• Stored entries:
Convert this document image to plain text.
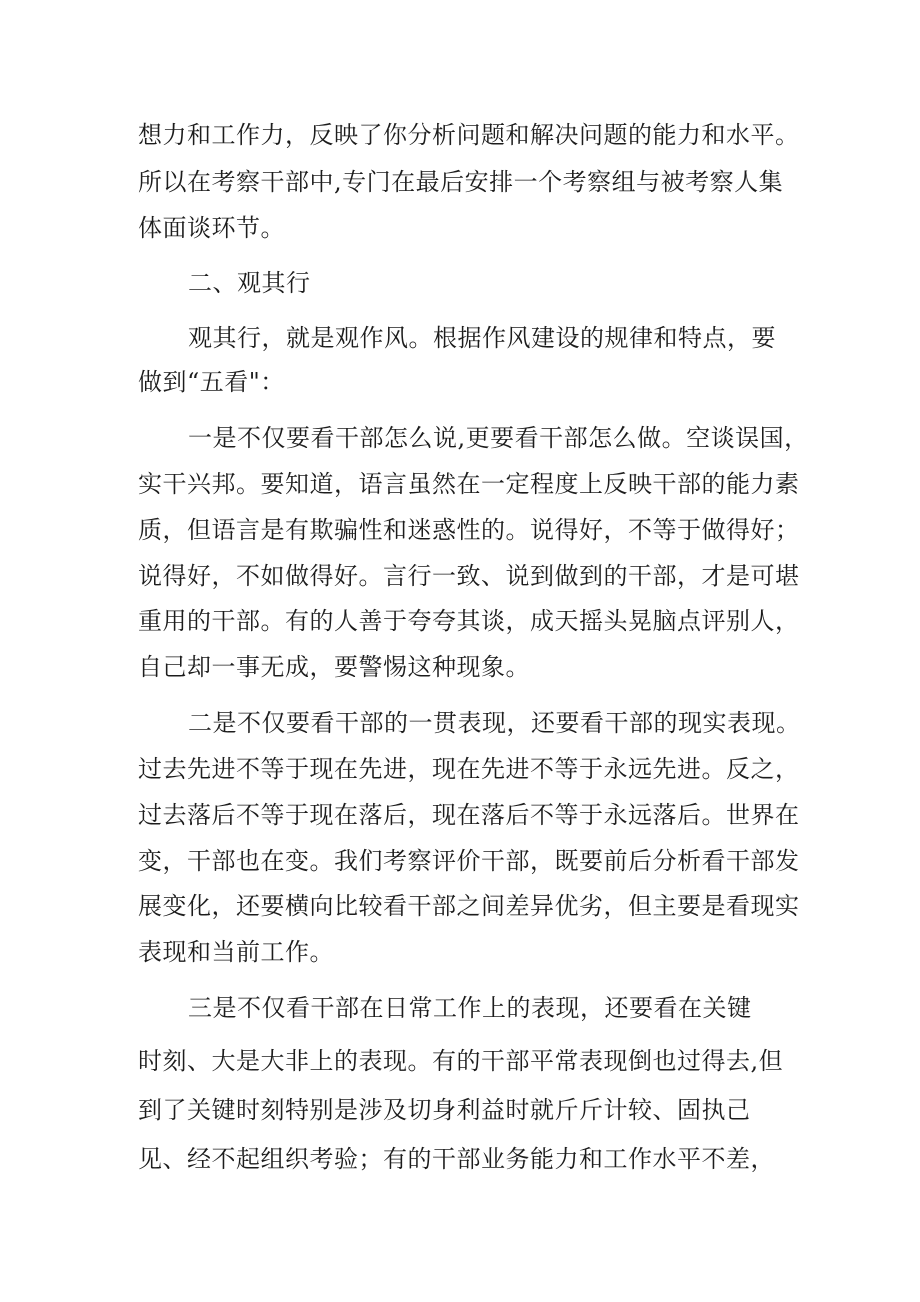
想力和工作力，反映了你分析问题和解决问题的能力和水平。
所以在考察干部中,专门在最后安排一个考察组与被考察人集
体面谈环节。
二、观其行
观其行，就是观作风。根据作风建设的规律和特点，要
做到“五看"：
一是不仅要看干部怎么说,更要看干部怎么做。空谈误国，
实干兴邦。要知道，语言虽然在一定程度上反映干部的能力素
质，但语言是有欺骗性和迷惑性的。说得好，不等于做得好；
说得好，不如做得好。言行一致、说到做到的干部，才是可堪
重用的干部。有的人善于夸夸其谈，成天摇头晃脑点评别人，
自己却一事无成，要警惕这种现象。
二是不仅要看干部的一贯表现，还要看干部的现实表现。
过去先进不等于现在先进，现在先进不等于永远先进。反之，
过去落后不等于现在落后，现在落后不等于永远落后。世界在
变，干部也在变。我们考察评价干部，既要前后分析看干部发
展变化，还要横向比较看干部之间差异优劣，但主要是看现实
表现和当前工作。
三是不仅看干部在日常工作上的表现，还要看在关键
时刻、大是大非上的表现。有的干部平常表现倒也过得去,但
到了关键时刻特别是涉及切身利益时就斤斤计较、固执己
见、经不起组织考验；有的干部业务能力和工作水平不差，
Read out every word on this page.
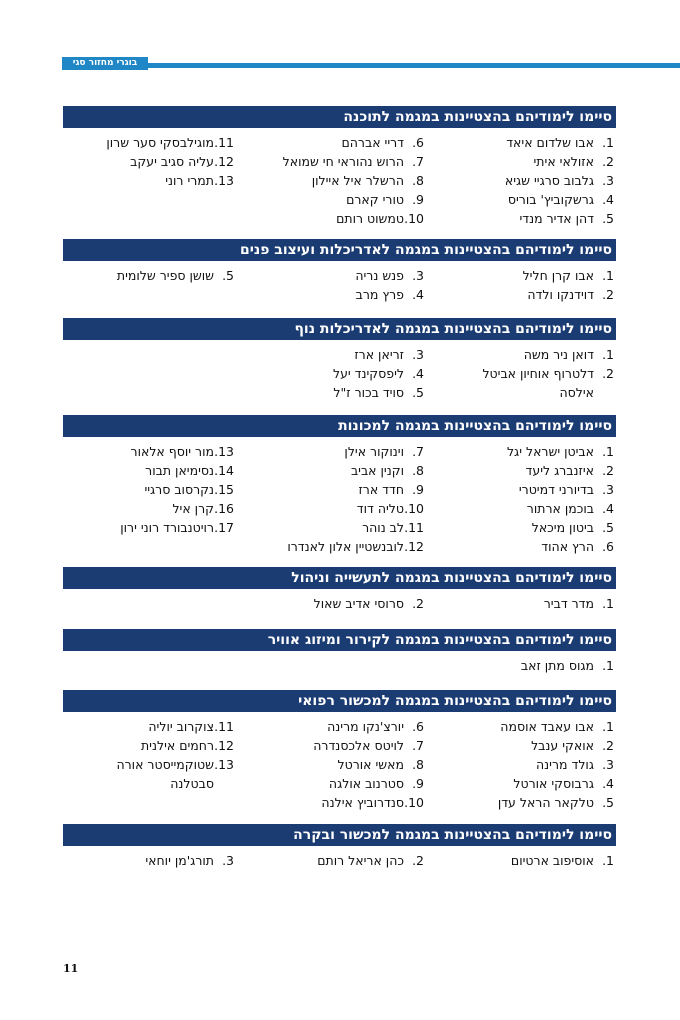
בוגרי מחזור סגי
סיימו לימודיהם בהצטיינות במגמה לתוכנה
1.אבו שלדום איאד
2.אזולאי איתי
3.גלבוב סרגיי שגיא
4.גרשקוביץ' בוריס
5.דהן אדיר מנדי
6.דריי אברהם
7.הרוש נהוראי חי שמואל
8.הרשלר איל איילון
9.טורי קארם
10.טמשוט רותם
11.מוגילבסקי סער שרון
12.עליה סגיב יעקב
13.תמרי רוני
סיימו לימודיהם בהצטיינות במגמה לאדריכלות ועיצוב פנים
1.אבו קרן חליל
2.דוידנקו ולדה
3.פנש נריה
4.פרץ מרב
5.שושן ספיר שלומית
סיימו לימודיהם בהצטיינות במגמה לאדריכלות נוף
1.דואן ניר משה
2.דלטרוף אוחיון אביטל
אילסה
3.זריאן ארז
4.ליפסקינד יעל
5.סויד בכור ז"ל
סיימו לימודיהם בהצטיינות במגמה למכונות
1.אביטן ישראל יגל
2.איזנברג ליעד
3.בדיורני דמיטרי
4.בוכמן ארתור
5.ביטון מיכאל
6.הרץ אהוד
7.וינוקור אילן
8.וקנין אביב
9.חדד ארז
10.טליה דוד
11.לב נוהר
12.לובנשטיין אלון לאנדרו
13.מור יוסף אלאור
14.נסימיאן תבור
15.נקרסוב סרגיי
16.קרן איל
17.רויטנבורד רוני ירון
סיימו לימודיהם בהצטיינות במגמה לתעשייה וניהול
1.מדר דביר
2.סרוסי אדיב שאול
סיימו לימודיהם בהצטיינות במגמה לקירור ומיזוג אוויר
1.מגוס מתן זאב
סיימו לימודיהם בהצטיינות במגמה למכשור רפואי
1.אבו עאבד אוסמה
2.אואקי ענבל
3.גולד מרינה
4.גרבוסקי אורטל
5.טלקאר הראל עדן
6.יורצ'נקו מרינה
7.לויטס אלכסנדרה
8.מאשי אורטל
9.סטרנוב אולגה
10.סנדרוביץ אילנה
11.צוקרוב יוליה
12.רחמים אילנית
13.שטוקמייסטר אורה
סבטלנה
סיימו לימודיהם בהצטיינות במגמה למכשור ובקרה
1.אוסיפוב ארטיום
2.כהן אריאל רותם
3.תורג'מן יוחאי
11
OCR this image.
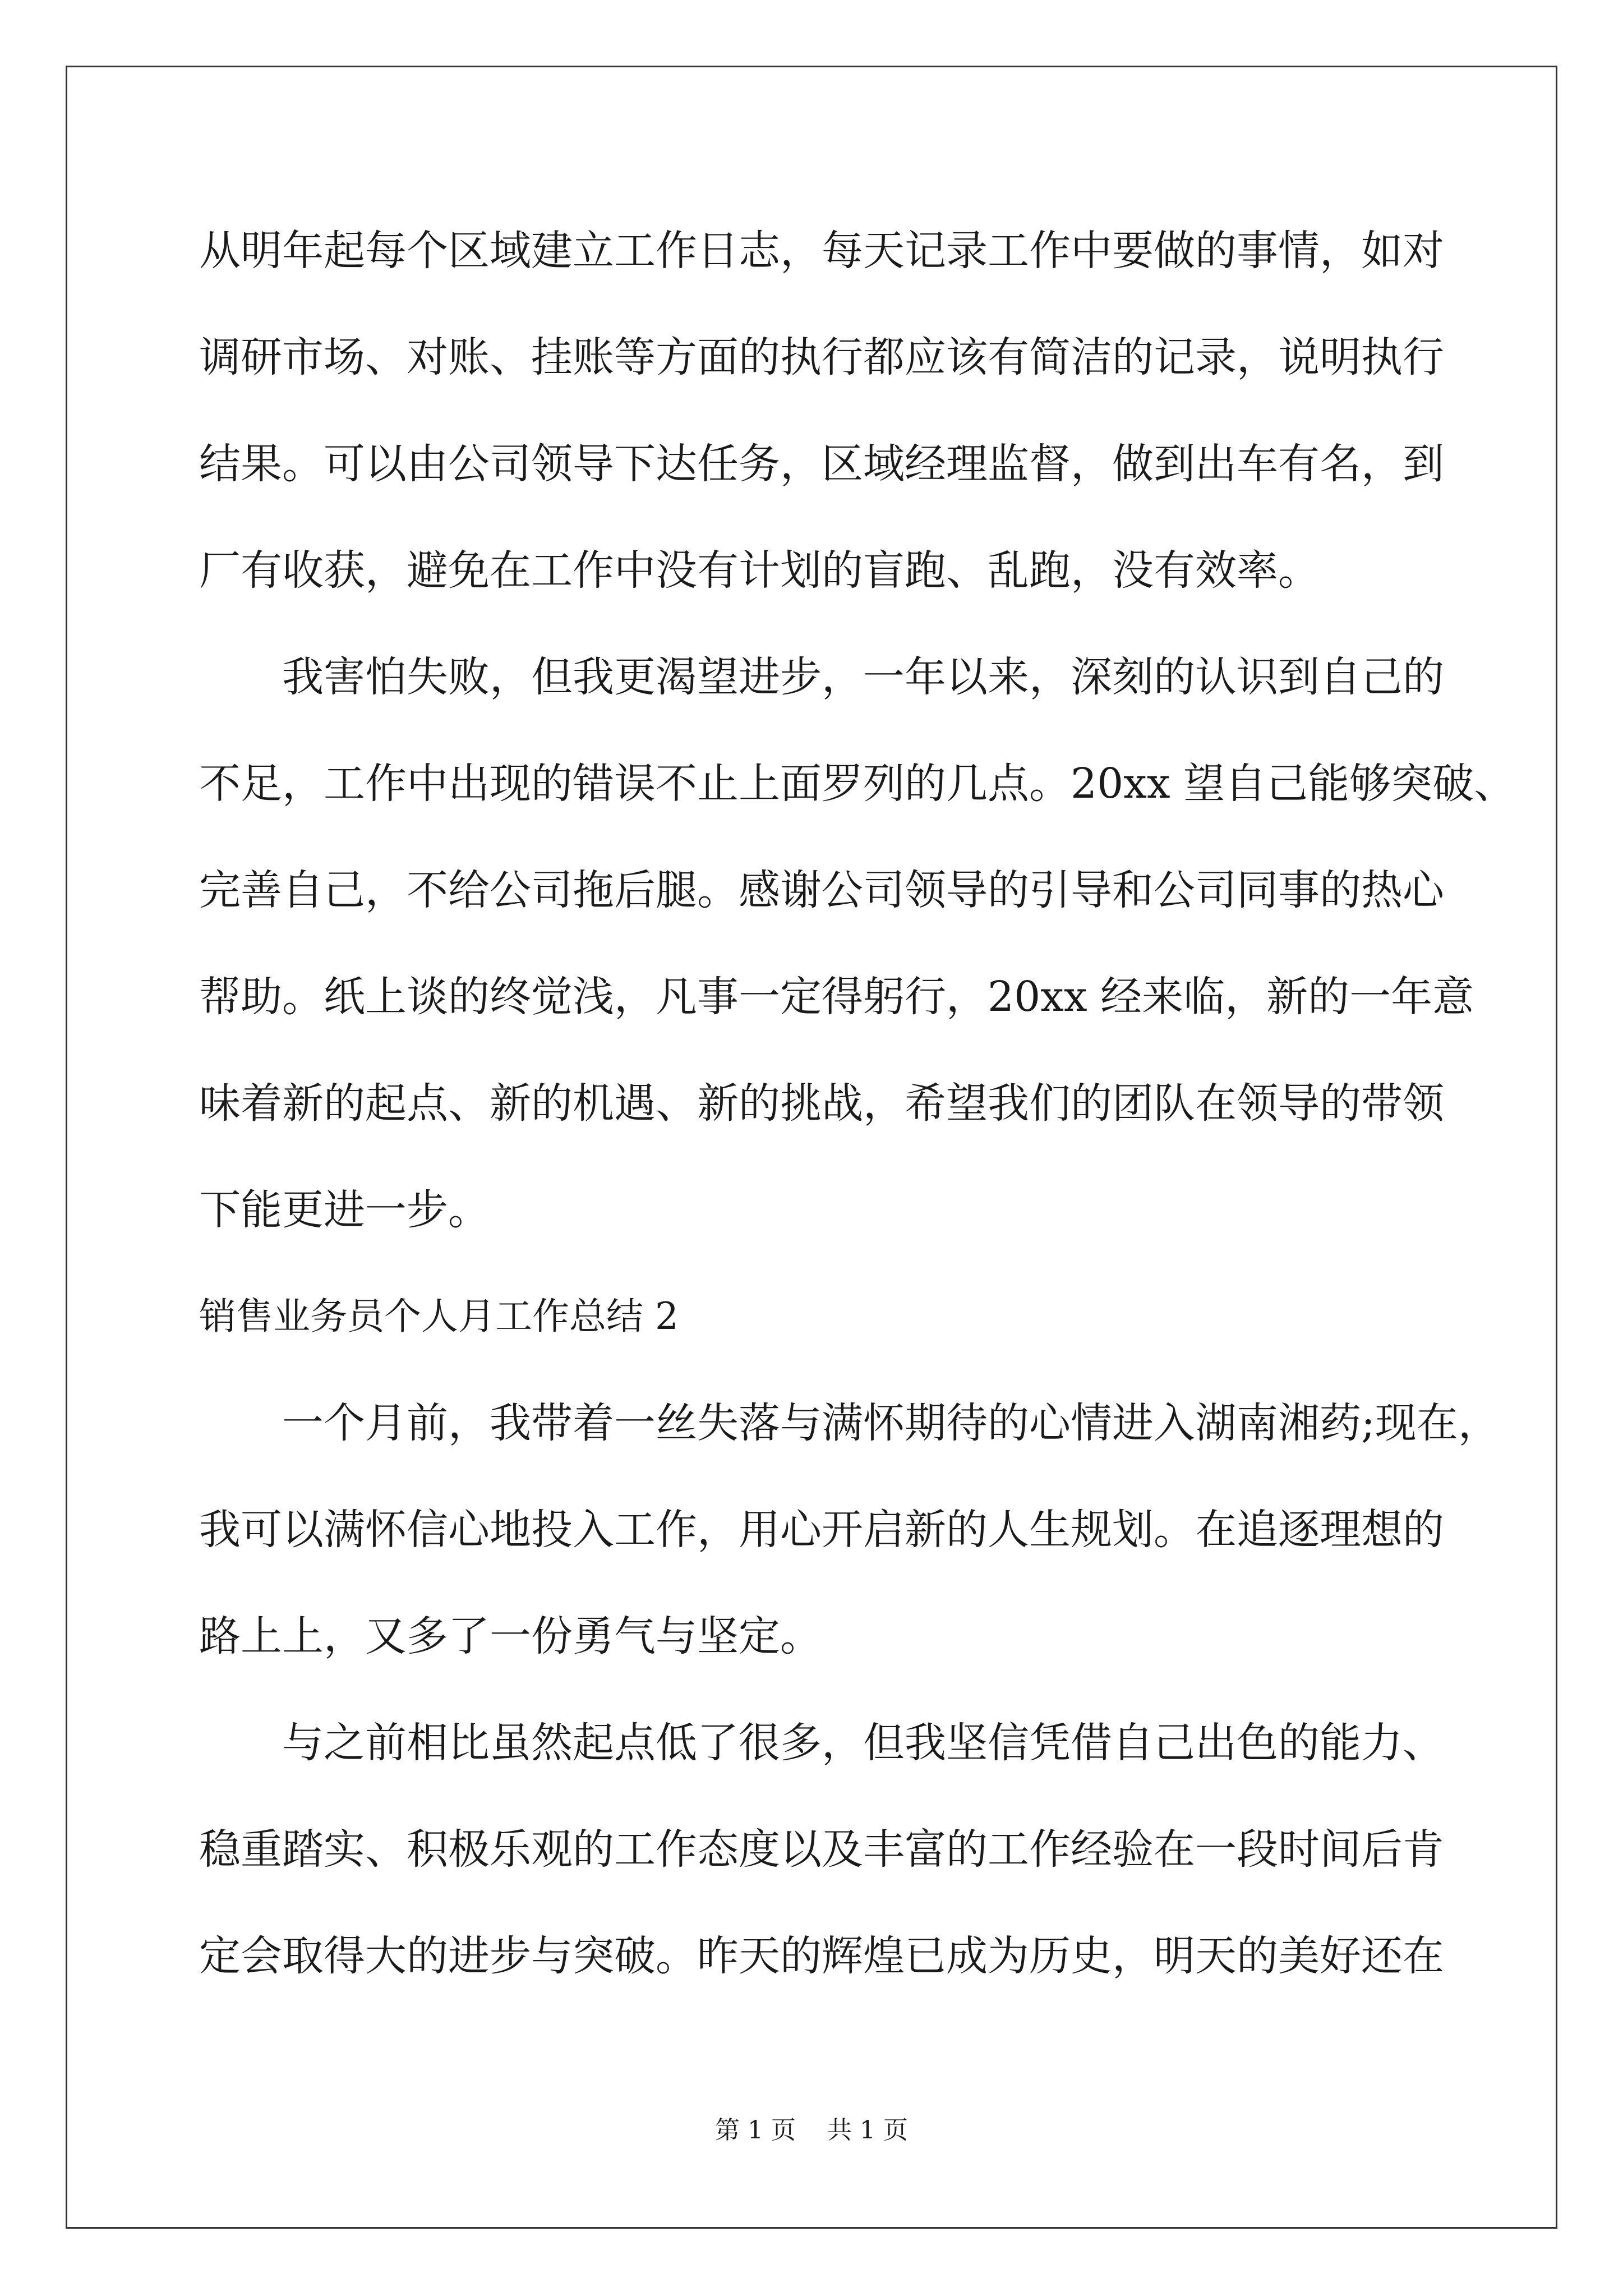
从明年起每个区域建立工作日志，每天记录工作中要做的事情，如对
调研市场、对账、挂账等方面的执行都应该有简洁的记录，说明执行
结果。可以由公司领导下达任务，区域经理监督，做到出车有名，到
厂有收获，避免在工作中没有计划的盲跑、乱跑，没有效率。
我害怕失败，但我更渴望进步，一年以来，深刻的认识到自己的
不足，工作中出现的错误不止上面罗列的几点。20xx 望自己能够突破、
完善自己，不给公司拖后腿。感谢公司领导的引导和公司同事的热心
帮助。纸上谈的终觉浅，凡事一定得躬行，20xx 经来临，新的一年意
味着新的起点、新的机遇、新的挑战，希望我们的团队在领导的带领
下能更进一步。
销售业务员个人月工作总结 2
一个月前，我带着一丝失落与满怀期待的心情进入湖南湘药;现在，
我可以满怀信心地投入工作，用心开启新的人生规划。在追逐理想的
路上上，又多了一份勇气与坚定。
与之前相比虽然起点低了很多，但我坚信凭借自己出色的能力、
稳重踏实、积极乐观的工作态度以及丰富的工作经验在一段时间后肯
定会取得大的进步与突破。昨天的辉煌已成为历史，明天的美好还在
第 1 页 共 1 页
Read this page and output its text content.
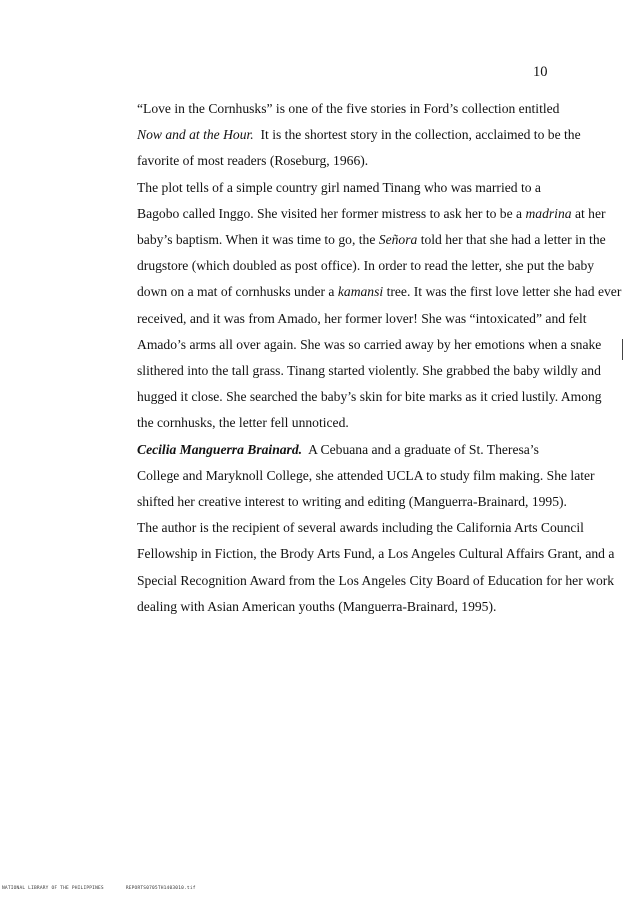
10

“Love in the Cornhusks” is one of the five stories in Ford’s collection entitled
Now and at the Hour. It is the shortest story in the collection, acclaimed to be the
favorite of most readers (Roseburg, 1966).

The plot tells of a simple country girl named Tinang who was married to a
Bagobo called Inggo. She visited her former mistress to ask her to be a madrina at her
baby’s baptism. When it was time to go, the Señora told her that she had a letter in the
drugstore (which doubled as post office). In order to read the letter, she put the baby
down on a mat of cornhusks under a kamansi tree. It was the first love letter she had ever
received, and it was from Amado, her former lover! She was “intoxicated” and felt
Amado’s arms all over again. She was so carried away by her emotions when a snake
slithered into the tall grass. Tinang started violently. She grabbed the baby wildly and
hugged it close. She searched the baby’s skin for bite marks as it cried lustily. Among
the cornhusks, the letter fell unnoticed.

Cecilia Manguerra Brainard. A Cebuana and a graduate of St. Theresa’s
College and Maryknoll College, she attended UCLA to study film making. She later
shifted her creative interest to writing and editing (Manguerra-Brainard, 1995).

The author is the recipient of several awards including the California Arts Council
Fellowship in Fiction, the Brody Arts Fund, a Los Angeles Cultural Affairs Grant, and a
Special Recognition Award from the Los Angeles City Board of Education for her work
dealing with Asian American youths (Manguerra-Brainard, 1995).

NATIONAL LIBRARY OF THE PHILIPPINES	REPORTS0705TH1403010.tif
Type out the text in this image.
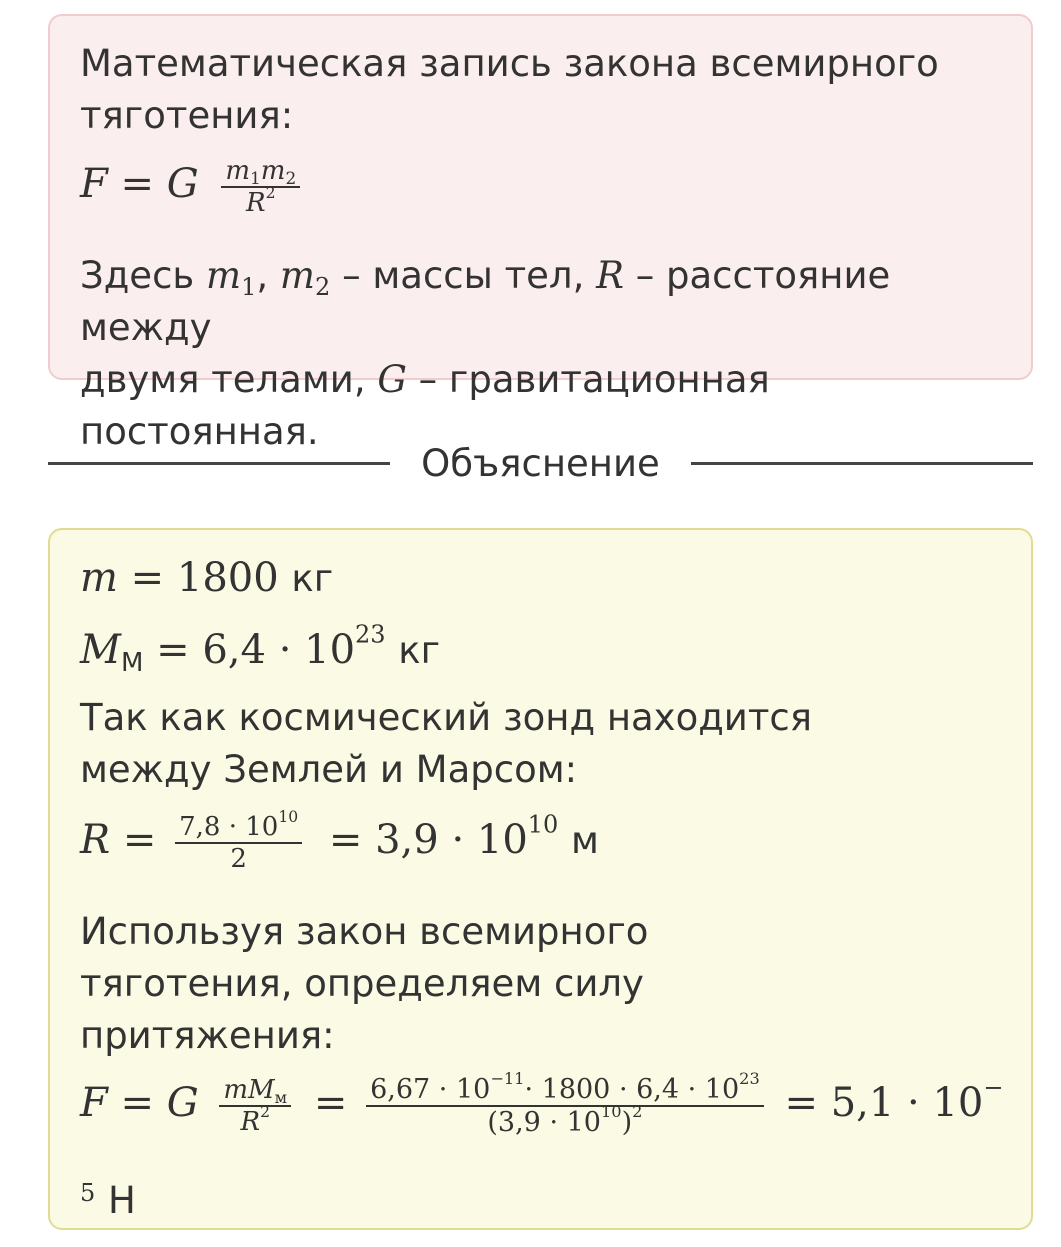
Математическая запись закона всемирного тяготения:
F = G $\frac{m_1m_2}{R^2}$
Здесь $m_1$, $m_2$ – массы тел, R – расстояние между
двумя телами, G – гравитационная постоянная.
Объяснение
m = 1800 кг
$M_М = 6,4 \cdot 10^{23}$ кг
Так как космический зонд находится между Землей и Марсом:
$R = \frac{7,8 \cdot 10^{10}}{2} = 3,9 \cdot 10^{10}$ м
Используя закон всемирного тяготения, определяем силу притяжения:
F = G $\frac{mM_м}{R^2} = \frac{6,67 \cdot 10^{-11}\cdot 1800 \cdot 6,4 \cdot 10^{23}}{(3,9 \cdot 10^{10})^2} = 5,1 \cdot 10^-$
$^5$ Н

• GOAL: Select and copy every line of the material that holds the string "Tinang".

• WRITTEN ANSWER:
The plot tells of a simple country girl named Tinang who was married to a
slithered into the tall grass. Tinang started violently. She grabbed the baby wildly and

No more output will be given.